WHAT IS ASKED -> Copy out all the data, word for word.

----- DATA SHOWN -----

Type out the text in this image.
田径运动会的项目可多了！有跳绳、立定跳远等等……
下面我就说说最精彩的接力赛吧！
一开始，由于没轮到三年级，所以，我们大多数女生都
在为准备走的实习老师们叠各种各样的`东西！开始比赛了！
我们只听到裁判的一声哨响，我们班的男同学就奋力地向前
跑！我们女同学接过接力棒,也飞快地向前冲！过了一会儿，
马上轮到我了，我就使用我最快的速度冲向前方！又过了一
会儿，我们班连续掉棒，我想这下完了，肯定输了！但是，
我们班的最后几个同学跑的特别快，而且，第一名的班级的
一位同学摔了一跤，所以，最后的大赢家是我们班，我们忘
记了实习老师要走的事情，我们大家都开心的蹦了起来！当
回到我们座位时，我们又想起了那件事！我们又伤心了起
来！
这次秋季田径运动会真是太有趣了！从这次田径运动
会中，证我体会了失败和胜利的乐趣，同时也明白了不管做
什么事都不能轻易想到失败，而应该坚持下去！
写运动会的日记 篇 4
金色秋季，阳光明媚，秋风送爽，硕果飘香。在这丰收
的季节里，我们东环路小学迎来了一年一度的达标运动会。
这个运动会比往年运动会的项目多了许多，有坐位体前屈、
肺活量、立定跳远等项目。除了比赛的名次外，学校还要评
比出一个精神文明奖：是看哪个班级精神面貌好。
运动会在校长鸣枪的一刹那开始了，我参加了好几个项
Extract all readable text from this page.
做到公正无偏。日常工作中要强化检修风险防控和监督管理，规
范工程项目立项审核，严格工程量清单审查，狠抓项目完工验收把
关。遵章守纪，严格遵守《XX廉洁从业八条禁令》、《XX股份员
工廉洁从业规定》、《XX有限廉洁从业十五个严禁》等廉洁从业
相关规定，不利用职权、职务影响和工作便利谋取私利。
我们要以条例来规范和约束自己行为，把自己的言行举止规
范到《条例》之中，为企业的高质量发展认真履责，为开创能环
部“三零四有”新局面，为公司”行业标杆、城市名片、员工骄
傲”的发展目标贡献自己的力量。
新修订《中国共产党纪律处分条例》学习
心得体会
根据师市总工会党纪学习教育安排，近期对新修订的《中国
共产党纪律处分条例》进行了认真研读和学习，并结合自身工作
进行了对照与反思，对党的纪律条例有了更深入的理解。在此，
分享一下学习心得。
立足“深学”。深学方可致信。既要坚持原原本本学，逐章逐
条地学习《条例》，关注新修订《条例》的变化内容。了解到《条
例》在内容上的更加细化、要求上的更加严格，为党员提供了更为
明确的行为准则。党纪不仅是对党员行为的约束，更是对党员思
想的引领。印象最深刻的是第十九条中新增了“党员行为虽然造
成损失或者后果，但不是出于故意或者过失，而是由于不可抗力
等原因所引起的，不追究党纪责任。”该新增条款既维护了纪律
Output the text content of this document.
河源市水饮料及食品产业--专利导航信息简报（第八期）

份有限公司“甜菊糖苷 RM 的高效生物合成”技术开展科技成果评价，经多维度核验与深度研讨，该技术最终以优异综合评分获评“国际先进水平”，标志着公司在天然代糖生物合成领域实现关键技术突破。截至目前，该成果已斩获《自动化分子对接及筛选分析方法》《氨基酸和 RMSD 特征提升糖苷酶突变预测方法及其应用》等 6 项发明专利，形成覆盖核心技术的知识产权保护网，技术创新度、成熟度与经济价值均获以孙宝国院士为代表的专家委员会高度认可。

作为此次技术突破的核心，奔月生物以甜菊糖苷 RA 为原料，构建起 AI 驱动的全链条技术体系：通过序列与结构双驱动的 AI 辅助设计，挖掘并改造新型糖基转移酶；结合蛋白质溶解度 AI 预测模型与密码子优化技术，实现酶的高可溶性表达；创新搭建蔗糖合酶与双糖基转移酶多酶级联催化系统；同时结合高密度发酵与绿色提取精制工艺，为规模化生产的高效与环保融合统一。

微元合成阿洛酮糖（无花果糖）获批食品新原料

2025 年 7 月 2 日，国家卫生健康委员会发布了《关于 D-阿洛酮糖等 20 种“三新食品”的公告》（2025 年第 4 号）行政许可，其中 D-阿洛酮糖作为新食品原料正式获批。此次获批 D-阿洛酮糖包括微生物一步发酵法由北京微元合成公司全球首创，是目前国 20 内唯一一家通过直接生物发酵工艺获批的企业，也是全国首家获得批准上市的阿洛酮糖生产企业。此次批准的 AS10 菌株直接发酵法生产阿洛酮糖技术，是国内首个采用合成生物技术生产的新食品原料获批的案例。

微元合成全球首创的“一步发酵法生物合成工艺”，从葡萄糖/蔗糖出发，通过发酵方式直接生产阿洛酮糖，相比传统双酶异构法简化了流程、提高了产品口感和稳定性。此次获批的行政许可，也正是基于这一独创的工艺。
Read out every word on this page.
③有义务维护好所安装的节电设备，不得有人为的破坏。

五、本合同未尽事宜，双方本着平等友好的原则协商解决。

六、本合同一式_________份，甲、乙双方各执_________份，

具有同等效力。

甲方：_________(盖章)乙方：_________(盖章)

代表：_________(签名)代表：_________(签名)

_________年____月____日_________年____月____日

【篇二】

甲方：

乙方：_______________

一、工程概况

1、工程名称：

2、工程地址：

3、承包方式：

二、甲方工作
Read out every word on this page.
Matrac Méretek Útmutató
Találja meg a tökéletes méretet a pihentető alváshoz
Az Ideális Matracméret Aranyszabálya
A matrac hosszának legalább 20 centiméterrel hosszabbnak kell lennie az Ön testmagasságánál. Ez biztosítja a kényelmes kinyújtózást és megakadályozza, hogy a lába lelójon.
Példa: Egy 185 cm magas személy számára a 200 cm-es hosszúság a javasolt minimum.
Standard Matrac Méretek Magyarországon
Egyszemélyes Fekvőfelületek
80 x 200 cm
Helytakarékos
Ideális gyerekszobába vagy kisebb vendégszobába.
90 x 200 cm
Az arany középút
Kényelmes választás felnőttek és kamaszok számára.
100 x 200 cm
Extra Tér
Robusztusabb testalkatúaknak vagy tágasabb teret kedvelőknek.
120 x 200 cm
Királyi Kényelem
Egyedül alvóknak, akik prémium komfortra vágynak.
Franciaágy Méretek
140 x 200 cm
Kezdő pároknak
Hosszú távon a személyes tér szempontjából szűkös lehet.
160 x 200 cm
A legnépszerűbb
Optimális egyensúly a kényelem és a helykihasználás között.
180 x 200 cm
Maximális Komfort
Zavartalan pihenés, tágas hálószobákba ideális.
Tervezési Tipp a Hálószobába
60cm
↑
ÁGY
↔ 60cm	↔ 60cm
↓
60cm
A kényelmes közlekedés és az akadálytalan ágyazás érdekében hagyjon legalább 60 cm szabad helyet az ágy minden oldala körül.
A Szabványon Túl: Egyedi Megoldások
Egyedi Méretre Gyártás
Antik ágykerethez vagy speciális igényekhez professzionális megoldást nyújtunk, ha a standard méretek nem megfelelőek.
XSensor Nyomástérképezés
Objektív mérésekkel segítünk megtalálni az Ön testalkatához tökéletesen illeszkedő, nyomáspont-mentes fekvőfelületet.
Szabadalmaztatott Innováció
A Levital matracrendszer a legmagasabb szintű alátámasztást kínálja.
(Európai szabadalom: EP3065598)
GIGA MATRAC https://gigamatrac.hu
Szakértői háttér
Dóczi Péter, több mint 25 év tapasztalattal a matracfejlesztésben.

-----

EXPECTED OUTPUT ->
Type out the text in this image.
田径运动会的项目可多了！有跳绳、立定跳远等等……
下面我就说说最精彩的接力赛吧！
一开始，由于没轮到三年级，所以，我们大多数女生都
在为准备走的实习老师们叠各种各样的`东西！开始比赛了！
我们只听到裁判的一声哨响，我们班的男同学就奋力地向前
跑！我们女同学接过接力棒,也飞快地向前冲！过了一会儿，
马上轮到我了，我就使用我最快的速度冲向前方！又过了一
会儿，我们班连续掉棒，我想这下完了，肯定输了！但是，
我们班的最后几个同学跑的特别快，而且，第一名的班级的
一位同学摔了一跤，所以，最后的大赢家是我们班，我们忘
记了实习老师要走的事情，我们大家都开心的蹦了起来！当
回到我们座位时，我们又想起了那件事！我们又伤心了起
来！
这次秋季田径运动会真是太有趣了！从这次田径运动
会中，证我体会了失败和胜利的乐趣，同时也明白了不管做
什么事都不能轻易想到失败，而应该坚持下去！
写运动会的日记 篇 4
金色秋季，阳光明媚，秋风送爽，硕果飘香。在这丰收
的季节里，我们东环路小学迎来了一年一度的达标运动会。
这个运动会比往年运动会的项目多了许多，有坐位体前屈、
肺活量、立定跳远等项目。除了比赛的名次外，学校还要评
比出一个精神文明奖：是看哪个班级精神面貌好。
运动会在校长鸣枪的一刹那开始了，我参加了好几个项
Extract all readable text from this page.
做到公正无偏。日常工作中要强化检修风险防控和监督管理，规
范工程项目立项审核，严格工程量清单审查，狠抓项目完工验收把
关。遵章守纪，严格遵守《XX廉洁从业八条禁令》、《XX股份员
工廉洁从业规定》、《XX有限廉洁从业十五个严禁》等廉洁从业
相关规定，不利用职权、职务影响和工作便利谋取私利。
我们要以条例来规范和约束自己行为，把自己的言行举止规
范到《条例》之中，为企业的高质量发展认真履责，为开创能环
部“三零四有”新局面，为公司”行业标杆、城市名片、员工骄
傲”的发展目标贡献自己的力量。
新修订《中国共产党纪律处分条例》学习
心得体会
根据师市总工会党纪学习教育安排，近期对新修订的《中国
共产党纪律处分条例》进行了认真研读和学习，并结合自身工作
进行了对照与反思，对党的纪律条例有了更深入的理解。在此，
分享一下学习心得。
立足“深学”。深学方可致信。既要坚持原原本本学，逐章逐
条地学习《条例》，关注新修订《条例》的变化内容。了解到《条
例》在内容上的更加细化、要求上的更加严格，为党员提供了更为
明确的行为准则。党纪不仅是对党员行为的约束，更是对党员思
想的引领。印象最深刻的是第十九条中新增了“党员行为虽然造
成损失或者后果，但不是出于故意或者过失，而是由于不可抗力
等原因所引起的，不追究党纪责任。”该新增条款既维护了纪律
Output the text content of this document.
河源市水饮料及食品产业--专利导航信息简报（第八期）

份有限公司“甜菊糖苷 RM 的高效生物合成”技术开展科技成果评价，经多维度核验与深度研讨，该技术最终以优异综合评分获评“国际先进水平”，标志着公司在天然代糖生物合成领域实现关键技术突破。截至目前，该成果已斩获《自动化分子对接及筛选分析方法》《氨基酸和 RMSD 特征提升糖苷酶突变预测方法及其应用》等 6 项发明专利，形成覆盖核心技术的知识产权保护网，技术创新度、成熟度与经济价值均获以孙宝国院士为代表的专家委员会高度认可。

作为此次技术突破的核心，奔月生物以甜菊糖苷 RA 为原料，构建起 AI 驱动的全链条技术体系：通过序列与结构双驱动的 AI 辅助设计，挖掘并改造新型糖基转移酶；结合蛋白质溶解度 AI 预测模型与密码子优化技术，实现酶的高可溶性表达；创新搭建蔗糖合酶与双糖基转移酶多酶级联催化系统；同时结合高密度发酵与绿色提取精制工艺，为规模化生产的高效与环保融合统一。

微元合成阿洛酮糖（无花果糖）获批食品新原料

2025 年 7 月 2 日，国家卫生健康委员会发布了《关于 D-阿洛酮糖等 20 种“三新食品”的公告》（2025 年第 4 号）行政许可，其中 D-阿洛酮糖作为新食品原料正式获批。此次获批 D-阿洛酮糖包括微生物一步发酵法由北京微元合成公司全球首创，是目前国 20 内唯一一家通过直接生物发酵工艺获批的企业，也是全国首家获得批准上市的阿洛酮糖生产企业。此次批准的 AS10 菌株直接发酵法生产阿洛酮糖技术，是国内首个采用合成生物技术生产的新食品原料获批的案例。

微元合成全球首创的“一步发酵法生物合成工艺”，从葡萄糖/蔗糖出发，通过发酵方式直接生产阿洛酮糖，相比传统双酶异构法简化了流程、提高了产品口感和稳定性。此次获批的行政许可，也正是基于这一独创的工艺。
Read out every word on this page.
③有义务维护好所安装的节电设备，不得有人为的破坏。

五、本合同未尽事宜，双方本着平等友好的原则协商解决。

六、本合同一式_________份，甲、乙双方各执_________份，

具有同等效力。

甲方：_________(盖章)乙方：_________(盖章)

代表：_________(签名)代表：_________(签名)

_________年____月____日_________年____月____日

【篇二】

甲方：

乙方：_______________

一、工程概况

1、工程名称：

2、工程地址：

3、承包方式：

二、甲方工作
Read out every word on this page.
Matrac Méretek Útmutató
Találja meg a tökéletes méretet a pihentető alváshoz
Az Ideális Matracméret Aranyszabálya
A matrac hosszának legalább 20 centiméterrel hosszabbnak kell lennie az Ön testmagasságánál. Ez biztosítja a kényelmes kinyújtózást és megakadályozza, hogy a lába lelójon.
Példa: Egy 185 cm magas személy számára a 200 cm-es hosszúság a javasolt minimum.
Standard Matrac Méretek Magyarországon
Egyszemélyes Fekvőfelületek
80 x 200 cm
Helytakarékos
Ideális gyerekszobába vagy kisebb vendégszobába.
90 x 200 cm
Az arany középút
Kényelmes választás felnőttek és kamaszok számára.
100 x 200 cm
Extra Tér
Robusztusabb testalkatúaknak vagy tágasabb teret kedvelőknek.
120 x 200 cm
Királyi Kényelem
Egyedül alvóknak, akik prémium komfortra vágynak.
Franciaágy Méretek
140 x 200 cm
Kezdő pároknak
Hosszú távon a személyes tér szempontjából szűkös lehet.
160 x 200 cm
A legnépszerűbb
Optimális egyensúly a kényelem és a helykihasználás között.
180 x 200 cm
Maximális Komfort
Zavartalan pihenés, tágas hálószobákba ideális.
Tervezési Tipp a Hálószobába
60cm
↑
ÁGY
↔ 60cm	↔ 60cm
↓
60cm
A kényelmes közlekedés és az akadálytalan ágyazás érdekében hagyjon legalább 60 cm szabad helyet az ágy minden oldala körül.
A Szabványon Túl: Egyedi Megoldások
Egyedi Méretre Gyártás
Antik ágykerethez vagy speciális igényekhez professzionális megoldást nyújtunk, ha a standard méretek nem megfelelőek.
XSensor Nyomástérképezés
Objektív mérésekkel segítünk megtalálni az Ön testalkatához tökéletesen illeszkedő, nyomáspont-mentes fekvőfelületet.
Szabadalmaztatott Innováció
A Levital matracrendszer a legmagasabb szintű alátámasztást kínálja.
(Európai szabadalom: EP3065598)
GIGA MATRAC https://gigamatrac.hu
Szakértői háttér
Dóczi Péter, több mint 25 év tapasztalattal a matracfejlesztésben.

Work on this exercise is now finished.